*Requirement*:
Write out all of the items below word for word, line by line, changing nothing.

Dataset records:

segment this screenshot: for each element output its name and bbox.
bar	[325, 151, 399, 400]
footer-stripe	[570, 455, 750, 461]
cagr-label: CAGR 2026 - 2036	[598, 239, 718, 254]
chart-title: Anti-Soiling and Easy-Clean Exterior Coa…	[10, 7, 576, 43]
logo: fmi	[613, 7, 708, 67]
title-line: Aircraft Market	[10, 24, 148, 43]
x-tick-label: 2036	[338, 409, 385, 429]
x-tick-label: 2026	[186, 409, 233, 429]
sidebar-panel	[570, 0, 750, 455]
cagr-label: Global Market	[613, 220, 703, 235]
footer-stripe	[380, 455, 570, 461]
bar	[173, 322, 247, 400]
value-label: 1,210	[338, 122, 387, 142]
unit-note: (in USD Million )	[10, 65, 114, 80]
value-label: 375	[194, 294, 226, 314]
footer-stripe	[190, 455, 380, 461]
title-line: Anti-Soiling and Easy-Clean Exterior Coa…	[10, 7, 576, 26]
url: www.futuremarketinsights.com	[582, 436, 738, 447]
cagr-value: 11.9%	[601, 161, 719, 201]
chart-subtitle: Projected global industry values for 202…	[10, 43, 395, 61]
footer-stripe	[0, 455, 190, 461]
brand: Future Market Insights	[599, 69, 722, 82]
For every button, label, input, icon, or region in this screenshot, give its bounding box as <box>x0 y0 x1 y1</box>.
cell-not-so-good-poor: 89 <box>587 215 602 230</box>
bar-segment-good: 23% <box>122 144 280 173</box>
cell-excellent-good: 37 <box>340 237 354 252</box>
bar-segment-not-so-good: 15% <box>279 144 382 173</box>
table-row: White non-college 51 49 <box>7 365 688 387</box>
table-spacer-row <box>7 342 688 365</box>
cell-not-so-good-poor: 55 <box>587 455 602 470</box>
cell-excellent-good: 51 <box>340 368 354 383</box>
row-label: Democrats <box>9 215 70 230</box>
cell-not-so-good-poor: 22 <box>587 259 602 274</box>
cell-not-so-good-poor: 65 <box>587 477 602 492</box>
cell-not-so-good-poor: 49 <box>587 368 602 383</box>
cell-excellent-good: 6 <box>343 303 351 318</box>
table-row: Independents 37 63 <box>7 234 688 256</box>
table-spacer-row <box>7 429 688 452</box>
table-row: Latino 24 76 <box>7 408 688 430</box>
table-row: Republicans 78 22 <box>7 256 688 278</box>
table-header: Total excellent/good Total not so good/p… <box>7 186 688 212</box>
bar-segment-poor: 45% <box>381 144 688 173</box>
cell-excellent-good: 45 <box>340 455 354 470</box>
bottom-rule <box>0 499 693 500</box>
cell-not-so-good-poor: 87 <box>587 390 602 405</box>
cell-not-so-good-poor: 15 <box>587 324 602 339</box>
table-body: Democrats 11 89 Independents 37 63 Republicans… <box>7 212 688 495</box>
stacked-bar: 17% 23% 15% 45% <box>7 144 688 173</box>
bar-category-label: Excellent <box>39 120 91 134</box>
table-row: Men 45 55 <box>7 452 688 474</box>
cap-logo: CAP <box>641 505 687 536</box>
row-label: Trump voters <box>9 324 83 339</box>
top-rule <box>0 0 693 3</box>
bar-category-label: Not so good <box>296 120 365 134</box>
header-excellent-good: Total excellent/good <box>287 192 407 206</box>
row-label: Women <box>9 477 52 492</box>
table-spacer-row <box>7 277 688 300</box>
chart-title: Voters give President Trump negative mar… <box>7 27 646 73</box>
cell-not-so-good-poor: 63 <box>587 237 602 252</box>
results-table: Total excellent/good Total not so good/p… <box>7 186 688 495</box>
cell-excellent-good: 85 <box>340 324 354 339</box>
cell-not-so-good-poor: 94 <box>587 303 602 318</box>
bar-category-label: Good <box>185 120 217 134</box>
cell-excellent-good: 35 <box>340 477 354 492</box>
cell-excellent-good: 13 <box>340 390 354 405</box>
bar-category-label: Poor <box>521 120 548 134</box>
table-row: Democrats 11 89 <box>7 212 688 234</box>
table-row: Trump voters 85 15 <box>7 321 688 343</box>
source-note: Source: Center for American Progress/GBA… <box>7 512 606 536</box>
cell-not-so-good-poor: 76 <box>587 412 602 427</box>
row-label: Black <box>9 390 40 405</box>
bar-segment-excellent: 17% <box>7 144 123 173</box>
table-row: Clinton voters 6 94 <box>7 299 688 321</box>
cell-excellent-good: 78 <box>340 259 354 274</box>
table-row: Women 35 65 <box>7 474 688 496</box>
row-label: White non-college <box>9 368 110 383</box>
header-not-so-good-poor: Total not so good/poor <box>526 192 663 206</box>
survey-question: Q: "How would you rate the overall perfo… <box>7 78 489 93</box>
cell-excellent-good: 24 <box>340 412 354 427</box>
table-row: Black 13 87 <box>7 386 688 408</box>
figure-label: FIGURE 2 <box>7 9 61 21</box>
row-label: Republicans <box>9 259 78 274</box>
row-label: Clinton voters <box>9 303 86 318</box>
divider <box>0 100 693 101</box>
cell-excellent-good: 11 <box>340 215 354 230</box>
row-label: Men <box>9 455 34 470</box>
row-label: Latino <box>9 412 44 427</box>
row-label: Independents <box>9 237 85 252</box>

*Exercise output*:
segment this screenshot: for each element output its name and bbox.
bar	[325, 151, 399, 400]
footer-stripe	[570, 455, 750, 461]
cagr-label: CAGR 2026 - 2036	[598, 239, 718, 254]
chart-title: Anti-Soiling and Easy-Clean Exterior Coa…	[10, 7, 576, 43]
logo: fmi	[613, 7, 708, 67]
title-line: Aircraft Market	[10, 24, 148, 43]
x-tick-label: 2036	[338, 409, 385, 429]
x-tick-label: 2026	[186, 409, 233, 429]
sidebar-panel	[570, 0, 750, 455]
cagr-label: Global Market	[613, 220, 703, 235]
footer-stripe	[380, 455, 570, 461]
bar	[173, 322, 247, 400]
value-label: 1,210	[338, 122, 387, 142]
unit-note: (in USD Million )	[10, 65, 114, 80]
value-label: 375	[194, 294, 226, 314]
footer-stripe	[190, 455, 380, 461]
title-line: Anti-Soiling and Easy-Clean Exterior Coa…	[10, 7, 576, 26]
url: www.futuremarketinsights.com	[582, 436, 738, 447]
cagr-value: 11.9%	[601, 161, 719, 201]
chart-subtitle: Projected global industry values for 202…	[10, 43, 395, 61]
footer-stripe	[0, 455, 190, 461]
brand: Future Market Insights	[599, 69, 722, 82]
For every button, label, input, icon, or region in this screenshot, give its bounding box as <box>x0 y0 x1 y1</box>.
cell-not-so-good-poor: 89 <box>587 215 602 230</box>
bar-segment-good: 23% <box>122 144 280 173</box>
cell-excellent-good: 37 <box>340 237 354 252</box>
bar-segment-not-so-good: 15% <box>279 144 382 173</box>
table-row: White non-college 51 49 <box>7 365 688 387</box>
table-spacer-row <box>7 342 688 365</box>
cell-not-so-good-poor: 55 <box>587 455 602 470</box>
cell-excellent-good: 51 <box>340 368 354 383</box>
row-label: Democrats <box>9 215 70 230</box>
cell-not-so-good-poor: 22 <box>587 259 602 274</box>
cell-not-so-good-poor: 65 <box>587 477 602 492</box>
cell-not-so-good-poor: 49 <box>587 368 602 383</box>
cell-excellent-good: 6 <box>343 303 351 318</box>
table-row: Independents 37 63 <box>7 234 688 256</box>
table-spacer-row <box>7 429 688 452</box>
table-row: Latino 24 76 <box>7 408 688 430</box>
table-row: Republicans 78 22 <box>7 256 688 278</box>
table-header: Total excellent/good Total not so good/p… <box>7 186 688 212</box>
bar-segment-poor: 45% <box>381 144 688 173</box>
cell-excellent-good: 45 <box>340 455 354 470</box>
bottom-rule <box>0 499 693 500</box>
cell-not-so-good-poor: 87 <box>587 390 602 405</box>
cell-not-so-good-poor: 15 <box>587 324 602 339</box>
table-body: Democrats 11 89 Independents 37 63 Republicans… <box>7 212 688 495</box>
stacked-bar: 17% 23% 15% 45% <box>7 144 688 173</box>
bar-category-label: Excellent <box>39 120 91 134</box>
table-row: Men 45 55 <box>7 452 688 474</box>
cap-logo: CAP <box>641 505 687 536</box>
row-label: Trump voters <box>9 324 83 339</box>
top-rule <box>0 0 693 3</box>
bar-category-label: Not so good <box>296 120 365 134</box>
header-excellent-good: Total excellent/good <box>287 192 407 206</box>
row-label: Women <box>9 477 52 492</box>
table-spacer-row <box>7 277 688 300</box>
chart-title: Voters give President Trump negative mar… <box>7 27 646 73</box>
cell-not-so-good-poor: 63 <box>587 237 602 252</box>
results-table: Total excellent/good Total not so good/p… <box>7 186 688 495</box>
cell-excellent-good: 85 <box>340 324 354 339</box>
cell-not-so-good-poor: 94 <box>587 303 602 318</box>
bar-category-label: Good <box>185 120 217 134</box>
cell-excellent-good: 35 <box>340 477 354 492</box>
cell-excellent-good: 13 <box>340 390 354 405</box>
bar-category-label: Poor <box>521 120 548 134</box>
table-row: Democrats 11 89 <box>7 212 688 234</box>
table-row: Trump voters 85 15 <box>7 321 688 343</box>
source-note: Source: Center for American Progress/GBA… <box>7 512 606 536</box>
cell-not-so-good-poor: 76 <box>587 412 602 427</box>
row-label: Black <box>9 390 40 405</box>
bar-segment-excellent: 17% <box>7 144 123 173</box>
table-row: Clinton voters 6 94 <box>7 299 688 321</box>
cell-excellent-good: 78 <box>340 259 354 274</box>
table-row: Women 35 65 <box>7 474 688 496</box>
row-label: White non-college <box>9 368 110 383</box>
header-not-so-good-poor: Total not so good/poor <box>526 192 663 206</box>
survey-question: Q: "How would you rate the overall perfo… <box>7 78 489 93</box>
cell-excellent-good: 24 <box>340 412 354 427</box>
table-row: Black 13 87 <box>7 386 688 408</box>
figure-label: FIGURE 2 <box>7 9 61 21</box>
row-label: Republicans <box>9 259 78 274</box>
row-label: Clinton voters <box>9 303 86 318</box>
divider <box>0 100 693 101</box>
cell-excellent-good: 11 <box>340 215 354 230</box>
row-label: Men <box>9 455 34 470</box>
row-label: Latino <box>9 412 44 427</box>
row-label: Independents <box>9 237 85 252</box>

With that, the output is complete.